▶ TASK BRIEF
Extract every line of the records below that contains the word "each".

▶ RECORDED INFORMATION
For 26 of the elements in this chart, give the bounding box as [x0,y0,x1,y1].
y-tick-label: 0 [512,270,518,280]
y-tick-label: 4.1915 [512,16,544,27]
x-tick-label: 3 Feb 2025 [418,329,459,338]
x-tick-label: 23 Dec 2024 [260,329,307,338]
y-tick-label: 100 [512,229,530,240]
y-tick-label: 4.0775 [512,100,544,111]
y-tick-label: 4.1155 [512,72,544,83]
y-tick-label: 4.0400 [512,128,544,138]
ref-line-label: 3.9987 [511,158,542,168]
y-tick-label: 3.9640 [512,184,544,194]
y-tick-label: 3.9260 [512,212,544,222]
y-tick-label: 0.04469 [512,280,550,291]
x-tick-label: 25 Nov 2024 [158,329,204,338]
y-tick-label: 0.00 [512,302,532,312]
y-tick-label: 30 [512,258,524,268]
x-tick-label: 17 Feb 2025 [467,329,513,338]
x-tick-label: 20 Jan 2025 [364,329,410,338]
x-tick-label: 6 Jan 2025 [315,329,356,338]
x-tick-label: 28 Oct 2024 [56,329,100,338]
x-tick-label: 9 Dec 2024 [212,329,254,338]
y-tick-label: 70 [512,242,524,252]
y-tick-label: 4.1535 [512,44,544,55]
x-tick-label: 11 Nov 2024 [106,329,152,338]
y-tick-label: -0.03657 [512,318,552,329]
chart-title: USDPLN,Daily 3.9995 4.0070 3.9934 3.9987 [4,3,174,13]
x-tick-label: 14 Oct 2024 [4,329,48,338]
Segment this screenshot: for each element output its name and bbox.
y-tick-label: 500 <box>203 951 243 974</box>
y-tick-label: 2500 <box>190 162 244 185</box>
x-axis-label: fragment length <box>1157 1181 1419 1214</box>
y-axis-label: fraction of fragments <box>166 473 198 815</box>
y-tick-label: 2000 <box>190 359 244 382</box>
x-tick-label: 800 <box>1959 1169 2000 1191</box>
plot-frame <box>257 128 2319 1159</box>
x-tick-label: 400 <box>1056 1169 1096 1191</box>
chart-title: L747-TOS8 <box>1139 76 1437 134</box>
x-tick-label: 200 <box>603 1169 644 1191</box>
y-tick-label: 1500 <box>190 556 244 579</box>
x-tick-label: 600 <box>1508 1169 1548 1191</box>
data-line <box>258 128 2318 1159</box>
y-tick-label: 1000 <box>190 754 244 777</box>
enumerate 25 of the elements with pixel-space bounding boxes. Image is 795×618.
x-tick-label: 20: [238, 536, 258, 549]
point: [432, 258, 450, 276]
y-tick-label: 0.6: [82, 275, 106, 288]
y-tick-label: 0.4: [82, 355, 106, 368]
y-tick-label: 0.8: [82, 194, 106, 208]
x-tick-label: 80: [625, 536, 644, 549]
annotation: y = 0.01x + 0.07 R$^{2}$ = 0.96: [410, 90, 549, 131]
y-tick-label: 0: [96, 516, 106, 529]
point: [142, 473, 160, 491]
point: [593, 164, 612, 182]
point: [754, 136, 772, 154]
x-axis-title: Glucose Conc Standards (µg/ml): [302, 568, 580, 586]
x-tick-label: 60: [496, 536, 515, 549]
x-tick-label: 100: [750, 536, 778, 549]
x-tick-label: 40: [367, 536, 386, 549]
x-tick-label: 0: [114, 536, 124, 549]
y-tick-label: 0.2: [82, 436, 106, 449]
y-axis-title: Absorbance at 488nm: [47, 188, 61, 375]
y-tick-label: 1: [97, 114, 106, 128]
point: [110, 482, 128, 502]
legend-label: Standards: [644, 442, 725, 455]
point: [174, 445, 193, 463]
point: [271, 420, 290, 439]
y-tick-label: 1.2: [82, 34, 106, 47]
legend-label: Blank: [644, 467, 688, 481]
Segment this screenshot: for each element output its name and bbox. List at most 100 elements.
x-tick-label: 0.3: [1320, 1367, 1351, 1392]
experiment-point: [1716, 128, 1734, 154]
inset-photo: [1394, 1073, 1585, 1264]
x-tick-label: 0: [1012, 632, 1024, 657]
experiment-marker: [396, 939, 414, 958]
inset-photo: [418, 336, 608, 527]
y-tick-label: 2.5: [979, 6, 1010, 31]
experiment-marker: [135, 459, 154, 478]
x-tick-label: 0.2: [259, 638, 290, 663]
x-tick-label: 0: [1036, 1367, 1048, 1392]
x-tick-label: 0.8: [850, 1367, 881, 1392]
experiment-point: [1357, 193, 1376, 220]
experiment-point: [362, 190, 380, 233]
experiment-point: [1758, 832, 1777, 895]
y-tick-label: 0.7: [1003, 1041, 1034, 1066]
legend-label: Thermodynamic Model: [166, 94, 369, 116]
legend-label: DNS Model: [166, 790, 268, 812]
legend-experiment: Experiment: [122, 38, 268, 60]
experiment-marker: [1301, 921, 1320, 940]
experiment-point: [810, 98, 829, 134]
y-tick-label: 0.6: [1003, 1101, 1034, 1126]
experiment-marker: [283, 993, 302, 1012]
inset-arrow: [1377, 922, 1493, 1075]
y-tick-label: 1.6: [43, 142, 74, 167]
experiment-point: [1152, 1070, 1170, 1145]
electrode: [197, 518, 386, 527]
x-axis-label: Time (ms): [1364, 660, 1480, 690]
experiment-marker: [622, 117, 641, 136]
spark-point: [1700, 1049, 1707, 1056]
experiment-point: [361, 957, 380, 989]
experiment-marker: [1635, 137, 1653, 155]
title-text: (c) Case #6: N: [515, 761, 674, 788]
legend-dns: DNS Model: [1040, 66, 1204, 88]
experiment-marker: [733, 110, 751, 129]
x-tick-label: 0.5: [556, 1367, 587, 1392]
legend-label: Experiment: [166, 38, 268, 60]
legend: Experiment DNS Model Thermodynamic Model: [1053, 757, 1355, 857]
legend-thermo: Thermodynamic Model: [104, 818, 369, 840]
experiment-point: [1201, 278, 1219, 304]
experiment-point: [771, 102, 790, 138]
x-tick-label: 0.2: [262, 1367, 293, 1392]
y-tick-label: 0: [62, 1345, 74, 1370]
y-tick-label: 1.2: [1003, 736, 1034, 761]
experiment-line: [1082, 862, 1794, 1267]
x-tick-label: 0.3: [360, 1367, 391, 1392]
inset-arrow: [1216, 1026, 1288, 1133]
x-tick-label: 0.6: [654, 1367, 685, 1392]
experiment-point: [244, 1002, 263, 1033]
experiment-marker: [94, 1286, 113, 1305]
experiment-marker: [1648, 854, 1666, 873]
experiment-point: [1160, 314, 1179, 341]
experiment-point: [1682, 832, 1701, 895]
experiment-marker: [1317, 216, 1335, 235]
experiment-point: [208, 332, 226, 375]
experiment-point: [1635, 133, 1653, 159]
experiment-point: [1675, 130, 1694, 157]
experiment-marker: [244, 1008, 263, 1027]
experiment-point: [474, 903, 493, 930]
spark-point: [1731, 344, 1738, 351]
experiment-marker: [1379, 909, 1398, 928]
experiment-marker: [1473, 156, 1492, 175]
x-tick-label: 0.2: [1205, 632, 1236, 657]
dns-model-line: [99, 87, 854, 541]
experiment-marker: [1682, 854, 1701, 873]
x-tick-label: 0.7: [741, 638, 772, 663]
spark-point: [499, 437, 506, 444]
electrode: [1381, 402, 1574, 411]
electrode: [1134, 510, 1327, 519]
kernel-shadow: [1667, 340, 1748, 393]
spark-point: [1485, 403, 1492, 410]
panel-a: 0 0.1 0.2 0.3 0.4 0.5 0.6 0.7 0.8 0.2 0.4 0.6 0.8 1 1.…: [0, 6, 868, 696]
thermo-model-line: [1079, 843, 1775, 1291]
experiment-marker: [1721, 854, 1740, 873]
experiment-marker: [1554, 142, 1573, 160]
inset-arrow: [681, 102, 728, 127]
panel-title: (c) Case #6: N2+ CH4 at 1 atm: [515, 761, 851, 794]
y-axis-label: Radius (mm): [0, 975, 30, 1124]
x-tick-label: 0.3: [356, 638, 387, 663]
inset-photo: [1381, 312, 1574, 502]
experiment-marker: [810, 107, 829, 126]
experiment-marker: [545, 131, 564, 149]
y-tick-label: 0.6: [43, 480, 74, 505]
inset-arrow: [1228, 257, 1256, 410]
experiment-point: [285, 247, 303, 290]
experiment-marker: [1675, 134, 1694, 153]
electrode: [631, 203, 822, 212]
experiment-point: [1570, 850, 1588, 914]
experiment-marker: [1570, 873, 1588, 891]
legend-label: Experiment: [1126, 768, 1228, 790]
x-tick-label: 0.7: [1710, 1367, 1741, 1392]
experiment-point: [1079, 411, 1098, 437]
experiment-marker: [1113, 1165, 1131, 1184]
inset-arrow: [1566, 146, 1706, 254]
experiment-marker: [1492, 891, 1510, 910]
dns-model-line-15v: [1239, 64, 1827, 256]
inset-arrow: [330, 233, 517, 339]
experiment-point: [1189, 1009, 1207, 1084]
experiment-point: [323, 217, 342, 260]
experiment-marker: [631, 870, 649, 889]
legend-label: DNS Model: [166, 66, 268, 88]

▶ THE REPLY
Segment this screenshot: for each element output its name and bbox.
Segment this screenshot: for each element output its name and bbox. List at most 100 elements.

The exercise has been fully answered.